■ EXTRACTED DATA:
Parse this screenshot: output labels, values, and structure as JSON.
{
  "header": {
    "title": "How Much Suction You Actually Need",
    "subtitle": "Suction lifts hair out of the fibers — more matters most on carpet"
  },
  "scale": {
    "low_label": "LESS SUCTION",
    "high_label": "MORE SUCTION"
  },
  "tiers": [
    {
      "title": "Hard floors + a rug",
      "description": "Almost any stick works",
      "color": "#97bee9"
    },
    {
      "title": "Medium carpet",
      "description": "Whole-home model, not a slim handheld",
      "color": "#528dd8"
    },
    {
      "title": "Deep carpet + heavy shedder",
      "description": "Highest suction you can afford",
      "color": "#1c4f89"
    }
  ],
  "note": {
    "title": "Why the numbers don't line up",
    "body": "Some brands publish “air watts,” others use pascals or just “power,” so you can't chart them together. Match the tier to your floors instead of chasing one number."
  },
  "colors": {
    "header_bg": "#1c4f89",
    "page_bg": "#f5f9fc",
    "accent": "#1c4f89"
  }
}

■ TASK BRIEF:
Output the listing above exactly as it appears.

■ REPLY TO THE EXERCISE:
Parse this screenshot: output labels, values, and structure as JSON.
{
  "header": {
    "title": "How Much Suction You Actually Need",
    "subtitle": "Suction lifts hair out of the fibers — more matters most on carpet"
  },
  "scale": {
    "low_label": "LESS SUCTION",
    "high_label": "MORE SUCTION"
  },
  "tiers": [
    {
      "title": "Hard floors + a rug",
      "description": "Almost any stick works",
      "color": "#97bee9"
    },
    {
      "title": "Medium carpet",
      "description": "Whole-home model, not a slim handheld",
      "color": "#528dd8"
    },
    {
      "title": "Deep carpet + heavy shedder",
      "description": "Highest suction you can afford",
      "color": "#1c4f89"
    }
  ],
  "note": {
    "title": "Why the numbers don't line up",
    "body": "Some brands publish “air watts,” others use pascals or just “power,” so you can't chart them together. Match the tier to your floors instead of chasing one number."
  },
  "colors": {
    "header_bg": "#1c4f89",
    "page_bg": "#f5f9fc",
    "accent": "#1c4f89"
  }
}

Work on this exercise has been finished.